Task to complete> Take the material and output all of it exactly.

───── Data supplied

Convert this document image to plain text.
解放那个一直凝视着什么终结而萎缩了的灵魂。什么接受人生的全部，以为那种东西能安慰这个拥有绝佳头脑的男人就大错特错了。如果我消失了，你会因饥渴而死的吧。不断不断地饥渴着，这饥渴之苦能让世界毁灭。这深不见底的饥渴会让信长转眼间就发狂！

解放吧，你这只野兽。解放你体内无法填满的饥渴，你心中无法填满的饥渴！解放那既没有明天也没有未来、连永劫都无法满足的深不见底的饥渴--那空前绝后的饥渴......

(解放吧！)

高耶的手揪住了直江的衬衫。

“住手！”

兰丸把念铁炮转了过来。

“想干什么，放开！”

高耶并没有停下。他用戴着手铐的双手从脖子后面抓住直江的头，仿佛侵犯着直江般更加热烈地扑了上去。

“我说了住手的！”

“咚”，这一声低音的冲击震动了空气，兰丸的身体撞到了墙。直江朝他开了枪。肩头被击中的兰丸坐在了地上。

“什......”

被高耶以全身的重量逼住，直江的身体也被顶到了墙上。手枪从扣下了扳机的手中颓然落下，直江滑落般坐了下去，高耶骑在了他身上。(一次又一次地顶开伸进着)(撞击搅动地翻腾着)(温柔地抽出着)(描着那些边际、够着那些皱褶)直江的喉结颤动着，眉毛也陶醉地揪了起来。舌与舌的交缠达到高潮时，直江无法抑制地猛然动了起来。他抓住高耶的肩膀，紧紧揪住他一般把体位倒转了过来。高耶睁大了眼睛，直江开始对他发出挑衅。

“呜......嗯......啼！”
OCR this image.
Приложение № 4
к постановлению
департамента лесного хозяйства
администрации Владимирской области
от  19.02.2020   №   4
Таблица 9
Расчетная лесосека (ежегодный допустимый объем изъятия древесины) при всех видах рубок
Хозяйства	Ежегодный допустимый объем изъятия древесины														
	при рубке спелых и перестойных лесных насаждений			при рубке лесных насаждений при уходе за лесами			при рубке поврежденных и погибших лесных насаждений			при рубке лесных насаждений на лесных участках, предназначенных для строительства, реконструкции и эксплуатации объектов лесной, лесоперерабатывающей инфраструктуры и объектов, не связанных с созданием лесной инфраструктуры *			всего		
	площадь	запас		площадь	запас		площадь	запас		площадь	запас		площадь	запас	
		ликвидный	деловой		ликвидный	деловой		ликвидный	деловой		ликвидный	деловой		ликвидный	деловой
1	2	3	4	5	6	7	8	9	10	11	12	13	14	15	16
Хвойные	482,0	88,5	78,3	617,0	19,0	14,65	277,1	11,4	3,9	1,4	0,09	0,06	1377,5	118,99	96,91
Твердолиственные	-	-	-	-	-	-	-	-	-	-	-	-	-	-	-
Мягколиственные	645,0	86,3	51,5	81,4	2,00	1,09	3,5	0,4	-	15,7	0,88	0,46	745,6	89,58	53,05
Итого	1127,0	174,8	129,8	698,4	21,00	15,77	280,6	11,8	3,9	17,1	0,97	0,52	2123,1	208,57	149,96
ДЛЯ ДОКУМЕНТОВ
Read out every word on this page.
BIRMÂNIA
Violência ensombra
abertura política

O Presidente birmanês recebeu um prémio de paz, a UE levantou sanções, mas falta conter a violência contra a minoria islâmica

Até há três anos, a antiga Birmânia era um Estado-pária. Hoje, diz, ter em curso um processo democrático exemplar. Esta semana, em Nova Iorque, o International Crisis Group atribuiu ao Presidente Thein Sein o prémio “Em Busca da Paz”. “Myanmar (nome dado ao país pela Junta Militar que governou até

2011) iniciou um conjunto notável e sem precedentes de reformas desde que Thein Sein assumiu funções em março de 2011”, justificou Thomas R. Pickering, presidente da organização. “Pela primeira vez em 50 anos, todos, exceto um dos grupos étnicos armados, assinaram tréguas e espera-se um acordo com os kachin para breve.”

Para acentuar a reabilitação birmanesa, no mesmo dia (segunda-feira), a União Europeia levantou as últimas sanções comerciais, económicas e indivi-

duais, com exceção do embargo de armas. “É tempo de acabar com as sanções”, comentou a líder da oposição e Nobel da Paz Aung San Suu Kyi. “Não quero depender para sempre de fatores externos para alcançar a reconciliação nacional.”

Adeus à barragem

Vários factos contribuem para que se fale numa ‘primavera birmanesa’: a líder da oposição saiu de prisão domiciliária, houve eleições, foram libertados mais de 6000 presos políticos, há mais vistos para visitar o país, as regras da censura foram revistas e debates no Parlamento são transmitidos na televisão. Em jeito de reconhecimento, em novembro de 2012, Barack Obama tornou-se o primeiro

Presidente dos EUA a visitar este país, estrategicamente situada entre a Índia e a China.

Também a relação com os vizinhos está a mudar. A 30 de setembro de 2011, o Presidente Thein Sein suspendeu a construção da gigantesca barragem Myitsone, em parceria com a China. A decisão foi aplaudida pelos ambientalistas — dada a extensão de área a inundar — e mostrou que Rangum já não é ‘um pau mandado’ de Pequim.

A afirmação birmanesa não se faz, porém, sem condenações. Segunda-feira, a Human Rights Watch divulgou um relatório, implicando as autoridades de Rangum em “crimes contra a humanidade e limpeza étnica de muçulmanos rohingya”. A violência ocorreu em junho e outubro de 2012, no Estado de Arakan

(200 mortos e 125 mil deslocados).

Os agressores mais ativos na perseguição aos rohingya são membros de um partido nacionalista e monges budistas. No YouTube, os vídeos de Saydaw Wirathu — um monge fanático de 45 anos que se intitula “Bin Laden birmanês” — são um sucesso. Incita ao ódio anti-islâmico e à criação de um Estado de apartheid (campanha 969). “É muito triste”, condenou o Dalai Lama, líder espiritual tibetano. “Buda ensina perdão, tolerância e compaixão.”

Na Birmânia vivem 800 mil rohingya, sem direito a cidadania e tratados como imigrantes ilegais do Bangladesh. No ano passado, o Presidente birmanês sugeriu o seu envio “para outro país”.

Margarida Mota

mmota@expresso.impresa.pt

──────────

Exercise answer>
Convert this document image to plain text.
解放那个一直凝视着什么终结而萎缩了的灵魂。什么接受人生的全部，以为那种东西能安慰这个拥有绝佳头脑的男人就大错特错了。如果我消失了，你会因饥渴而死的吧。不断不断地饥渴着，这饥渴之苦能让世界毁灭。这深不见底的饥渴会让信长转眼间就发狂！

解放吧，你这只野兽。解放你体内无法填满的饥渴，你心中无法填满的饥渴！解放那既没有明天也没有未来、连永劫都无法满足的深不见底的饥渴--那空前绝后的饥渴......

(解放吧！)

高耶的手揪住了直江的衬衫。

“住手！”

兰丸把念铁炮转了过来。

“想干什么，放开！”

高耶并没有停下。他用戴着手铐的双手从脖子后面抓住直江的头，仿佛侵犯着直江般更加热烈地扑了上去。

“我说了住手的！”

“咚”，这一声低音的冲击震动了空气，兰丸的身体撞到了墙。直江朝他开了枪。肩头被击中的兰丸坐在了地上。

“什......”

被高耶以全身的重量逼住，直江的身体也被顶到了墙上。手枪从扣下了扳机的手中颓然落下，直江滑落般坐了下去，高耶骑在了他身上。(一次又一次地顶开伸进着)(撞击搅动地翻腾着)(温柔地抽出着)(描着那些边际、够着那些皱褶)直江的喉结颤动着，眉毛也陶醉地揪了起来。舌与舌的交缠达到高潮时，直江无法抑制地猛然动了起来。他抓住高耶的肩膀，紧紧揪住他一般把体位倒转了过来。高耶睁大了眼睛，直江开始对他发出挑衅。

“呜......嗯......啼！”
OCR this image.
Приложение № 4
к постановлению
департамента лесного хозяйства
администрации Владимирской области
от  19.02.2020   №   4
Таблица 9
Расчетная лесосека (ежегодный допустимый объем изъятия древесины) при всех видах рубок
Хозяйства	Ежегодный допустимый объем изъятия древесины														
	при рубке спелых и перестойных лесных насаждений			при рубке лесных насаждений при уходе за лесами			при рубке поврежденных и погибших лесных насаждений			при рубке лесных насаждений на лесных участках, предназначенных для строительства, реконструкции и эксплуатации объектов лесной, лесоперерабатывающей инфраструктуры и объектов, не связанных с созданием лесной инфраструктуры *			всего		
	площадь	запас		площадь	запас		площадь	запас		площадь	запас		площадь	запас	
		ликвидный	деловой		ликвидный	деловой		ликвидный	деловой		ликвидный	деловой		ликвидный	деловой
1	2	3	4	5	6	7	8	9	10	11	12	13	14	15	16
Хвойные	482,0	88,5	78,3	617,0	19,0	14,65	277,1	11,4	3,9	1,4	0,09	0,06	1377,5	118,99	96,91
Твердолиственные	-	-	-	-	-	-	-	-	-	-	-	-	-	-	-
Мягколиственные	645,0	86,3	51,5	81,4	2,00	1,09	3,5	0,4	-	15,7	0,88	0,46	745,6	89,58	53,05
Итого	1127,0	174,8	129,8	698,4	21,00	15,77	280,6	11,8	3,9	17,1	0,97	0,52	2123,1	208,57	149,96
ДЛЯ ДОКУМЕНТОВ
Read out every word on this page.
BIRMÂNIA
Violência ensombra
abertura política

O Presidente birmanês recebeu um prémio de paz, a UE levantou sanções, mas falta conter a violência contra a minoria islâmica

Até há três anos, a antiga Birmânia era um Estado-pária. Hoje, diz, ter em curso um processo democrático exemplar. Esta semana, em Nova Iorque, o International Crisis Group atribuiu ao Presidente Thein Sein o prémio “Em Busca da Paz”. “Myanmar (nome dado ao país pela Junta Militar que governou até

2011) iniciou um conjunto notável e sem precedentes de reformas desde que Thein Sein assumiu funções em março de 2011”, justificou Thomas R. Pickering, presidente da organização. “Pela primeira vez em 50 anos, todos, exceto um dos grupos étnicos armados, assinaram tréguas e espera-se um acordo com os kachin para breve.”

Para acentuar a reabilitação birmanesa, no mesmo dia (segunda-feira), a União Europeia levantou as últimas sanções comerciais, económicas e indivi-

duais, com exceção do embargo de armas. “É tempo de acabar com as sanções”, comentou a líder da oposição e Nobel da Paz Aung San Suu Kyi. “Não quero depender para sempre de fatores externos para alcançar a reconciliação nacional.”

Adeus à barragem

Vários factos contribuem para que se fale numa ‘primavera birmanesa’: a líder da oposição saiu de prisão domiciliária, houve eleições, foram libertados mais de 6000 presos políticos, há mais vistos para visitar o país, as regras da censura foram revistas e debates no Parlamento são transmitidos na televisão. Em jeito de reconhecimento, em novembro de 2012, Barack Obama tornou-se o primeiro

Presidente dos EUA a visitar este país, estrategicamente situada entre a Índia e a China.

Também a relação com os vizinhos está a mudar. A 30 de setembro de 2011, o Presidente Thein Sein suspendeu a construção da gigantesca barragem Myitsone, em parceria com a China. A decisão foi aplaudida pelos ambientalistas — dada a extensão de área a inundar — e mostrou que Rangum já não é ‘um pau mandado’ de Pequim.

A afirmação birmanesa não se faz, porém, sem condenações. Segunda-feira, a Human Rights Watch divulgou um relatório, implicando as autoridades de Rangum em “crimes contra a humanidade e limpeza étnica de muçulmanos rohingya”. A violência ocorreu em junho e outubro de 2012, no Estado de Arakan

(200 mortos e 125 mil deslocados).

Os agressores mais ativos na perseguição aos rohingya são membros de um partido nacionalista e monges budistas. No YouTube, os vídeos de Saydaw Wirathu — um monge fanático de 45 anos que se intitula “Bin Laden birmanês” — são um sucesso. Incita ao ódio anti-islâmico e à criação de um Estado de apartheid (campanha 969). “É muito triste”, condenou o Dalai Lama, líder espiritual tibetano. “Buda ensina perdão, tolerância e compaixão.”

Na Birmânia vivem 800 mil rohingya, sem direito a cidadania e tratados como imigrantes ilegais do Bangladesh. No ano passado, o Presidente birmanês sugeriu o seu envio “para outro país”.

Margarida Mota

mmota@expresso.impresa.pt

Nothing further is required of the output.